**DATASET EXCERPTS:**

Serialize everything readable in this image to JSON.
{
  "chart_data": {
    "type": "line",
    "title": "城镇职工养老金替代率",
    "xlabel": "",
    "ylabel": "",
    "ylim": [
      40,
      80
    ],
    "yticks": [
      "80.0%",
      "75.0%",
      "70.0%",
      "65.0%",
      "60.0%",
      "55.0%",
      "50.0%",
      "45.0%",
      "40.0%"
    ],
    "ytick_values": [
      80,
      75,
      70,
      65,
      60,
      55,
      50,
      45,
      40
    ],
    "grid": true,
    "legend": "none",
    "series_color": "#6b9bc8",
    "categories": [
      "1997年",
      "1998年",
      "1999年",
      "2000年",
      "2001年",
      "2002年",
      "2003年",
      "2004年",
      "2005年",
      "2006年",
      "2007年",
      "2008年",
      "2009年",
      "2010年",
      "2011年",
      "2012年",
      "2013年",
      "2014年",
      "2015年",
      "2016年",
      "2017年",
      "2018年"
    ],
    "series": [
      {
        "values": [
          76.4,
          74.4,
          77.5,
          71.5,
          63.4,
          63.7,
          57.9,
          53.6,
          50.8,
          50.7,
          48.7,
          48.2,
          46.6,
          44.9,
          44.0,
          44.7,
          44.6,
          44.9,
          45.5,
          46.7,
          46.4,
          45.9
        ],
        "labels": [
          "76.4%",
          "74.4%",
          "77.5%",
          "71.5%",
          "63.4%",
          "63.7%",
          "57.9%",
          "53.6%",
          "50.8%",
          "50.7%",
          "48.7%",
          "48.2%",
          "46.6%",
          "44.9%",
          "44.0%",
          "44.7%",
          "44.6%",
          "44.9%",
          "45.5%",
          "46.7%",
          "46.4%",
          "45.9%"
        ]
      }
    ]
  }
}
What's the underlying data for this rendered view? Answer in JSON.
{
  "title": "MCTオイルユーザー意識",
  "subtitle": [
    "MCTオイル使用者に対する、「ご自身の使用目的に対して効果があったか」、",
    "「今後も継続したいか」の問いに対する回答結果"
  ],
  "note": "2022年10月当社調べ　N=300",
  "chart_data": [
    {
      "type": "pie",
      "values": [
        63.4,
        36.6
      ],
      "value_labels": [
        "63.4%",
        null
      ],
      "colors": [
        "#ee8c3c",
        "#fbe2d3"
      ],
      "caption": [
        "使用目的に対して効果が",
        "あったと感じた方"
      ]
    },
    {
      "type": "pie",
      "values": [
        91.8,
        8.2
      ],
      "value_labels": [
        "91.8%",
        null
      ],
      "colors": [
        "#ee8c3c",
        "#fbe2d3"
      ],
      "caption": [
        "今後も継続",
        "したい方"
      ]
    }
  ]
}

**DESCRIPTION OF THE TASK:**
Across the entries, how many lines hold the word "JSON"? Say only the number.

**OUTPUT OF THE TASK:**
2